◆ Dataset records
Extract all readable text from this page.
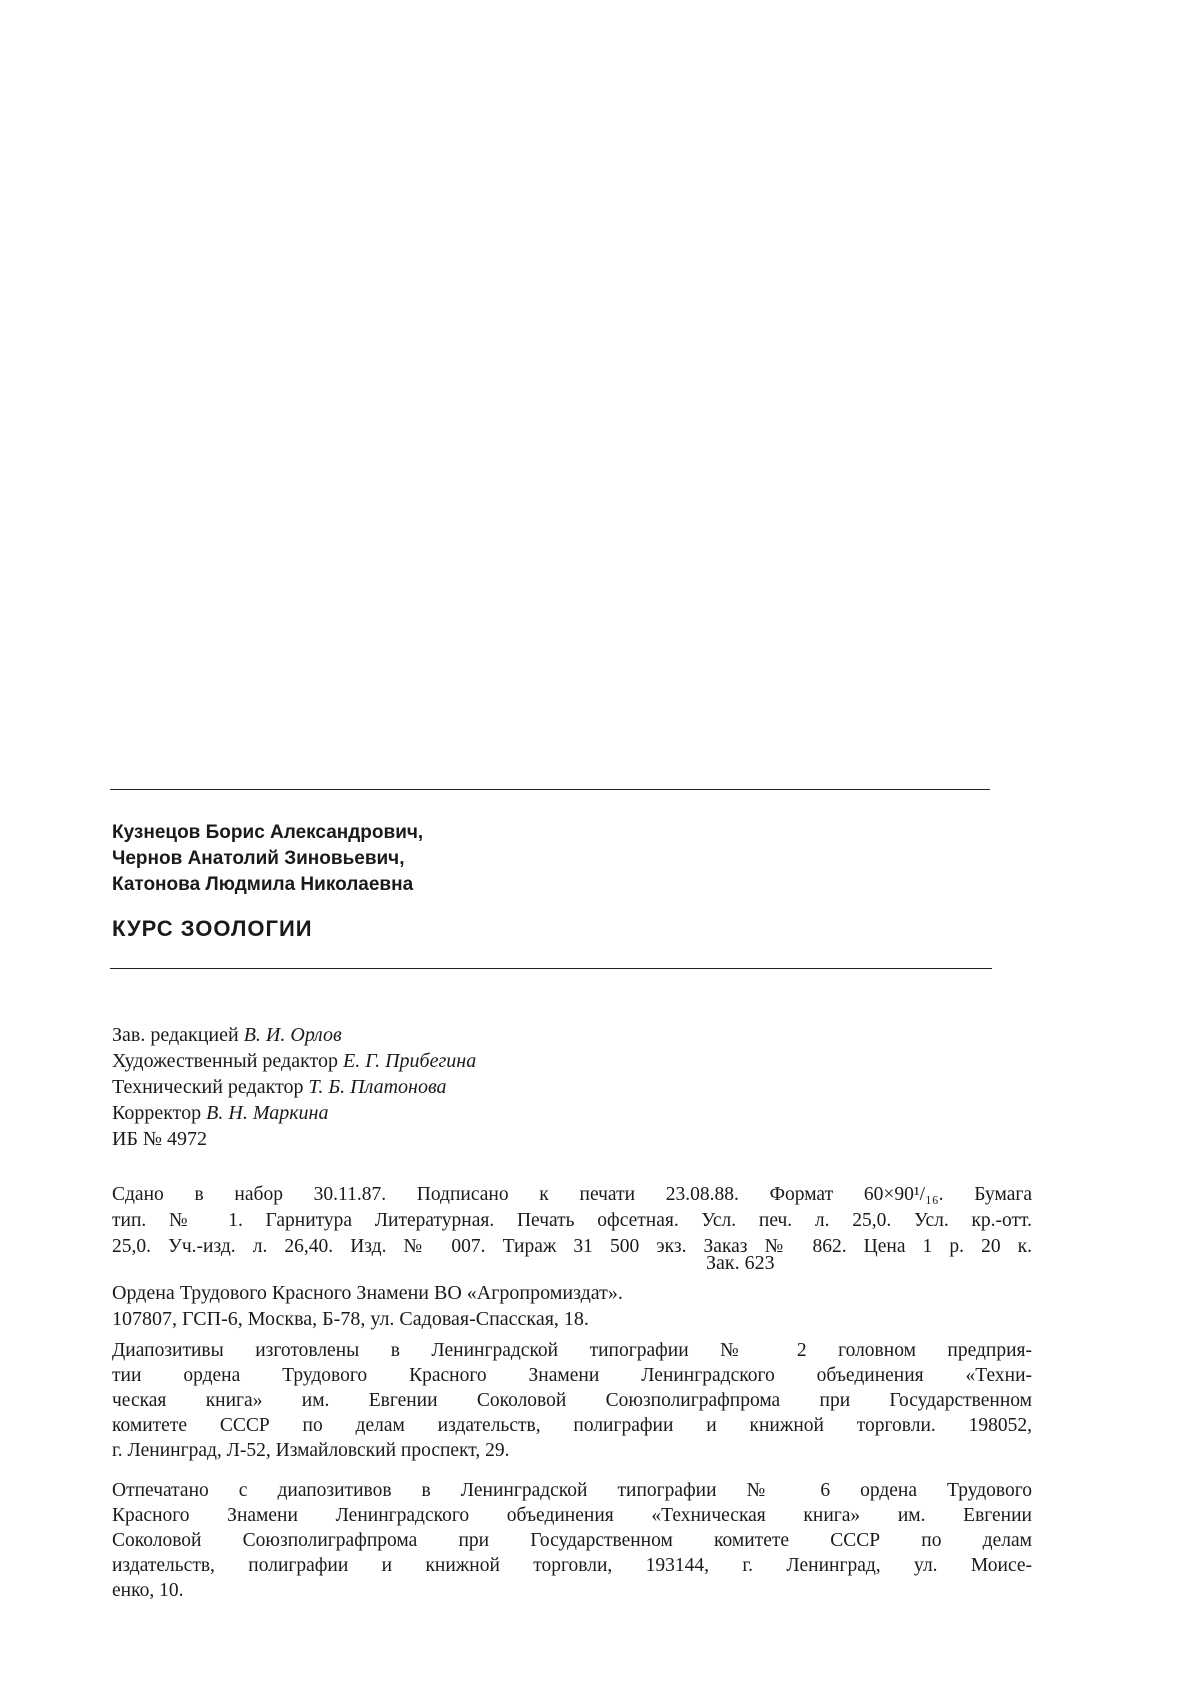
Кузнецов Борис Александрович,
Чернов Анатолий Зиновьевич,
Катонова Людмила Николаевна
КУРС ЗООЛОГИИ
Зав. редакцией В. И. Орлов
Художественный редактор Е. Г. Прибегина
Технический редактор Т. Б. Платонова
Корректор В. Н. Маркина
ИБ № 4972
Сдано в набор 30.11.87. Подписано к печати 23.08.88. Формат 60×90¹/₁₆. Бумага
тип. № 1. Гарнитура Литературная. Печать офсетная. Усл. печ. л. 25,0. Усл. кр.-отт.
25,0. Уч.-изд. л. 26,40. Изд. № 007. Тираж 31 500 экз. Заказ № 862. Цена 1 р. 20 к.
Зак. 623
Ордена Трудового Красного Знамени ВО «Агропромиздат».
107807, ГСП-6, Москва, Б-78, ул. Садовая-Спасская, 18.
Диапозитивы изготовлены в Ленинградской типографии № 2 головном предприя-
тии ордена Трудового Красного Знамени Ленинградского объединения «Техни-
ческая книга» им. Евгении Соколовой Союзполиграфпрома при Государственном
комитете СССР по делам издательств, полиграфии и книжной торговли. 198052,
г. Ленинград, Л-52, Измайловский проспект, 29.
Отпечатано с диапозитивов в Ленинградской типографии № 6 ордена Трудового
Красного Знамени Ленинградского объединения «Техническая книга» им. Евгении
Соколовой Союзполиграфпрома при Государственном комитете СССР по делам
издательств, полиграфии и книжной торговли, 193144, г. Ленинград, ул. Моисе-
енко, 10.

◆ What is being asked
Leave images out of the retyped records; keep all else exact.

◆ Written answer
Extract all readable text from this page.
Кузнецов Борис Александрович,
Чернов Анатолий Зиновьевич,
Катонова Людмила Николаевна
КУРС ЗООЛОГИИ
Зав. редакцией В. И. Орлов
Художественный редактор Е. Г. Прибегина
Технический редактор Т. Б. Платонова
Корректор В. Н. Маркина
ИБ № 4972
Сдано в набор 30.11.87. Подписано к печати 23.08.88. Формат 60×90¹/₁₆. Бумага
тип. № 1. Гарнитура Литературная. Печать офсетная. Усл. печ. л. 25,0. Усл. кр.-отт.
25,0. Уч.-изд. л. 26,40. Изд. № 007. Тираж 31 500 экз. Заказ № 862. Цена 1 р. 20 к.
Зак. 623
Ордена Трудового Красного Знамени ВО «Агропромиздат».
107807, ГСП-6, Москва, Б-78, ул. Садовая-Спасская, 18.
Диапозитивы изготовлены в Ленинградской типографии № 2 головном предприя-
тии ордена Трудового Красного Знамени Ленинградского объединения «Техни-
ческая книга» им. Евгении Соколовой Союзполиграфпрома при Государственном
комитете СССР по делам издательств, полиграфии и книжной торговли. 198052,
г. Ленинград, Л-52, Измайловский проспект, 29.
Отпечатано с диапозитивов в Ленинградской типографии № 6 ордена Трудового
Красного Знамени Ленинградского объединения «Техническая книга» им. Евгении
Соколовой Союзполиграфпрома при Государственном комитете СССР по делам
издательств, полиграфии и книжной торговли, 193144, г. Ленинград, ул. Моисе-
енко, 10.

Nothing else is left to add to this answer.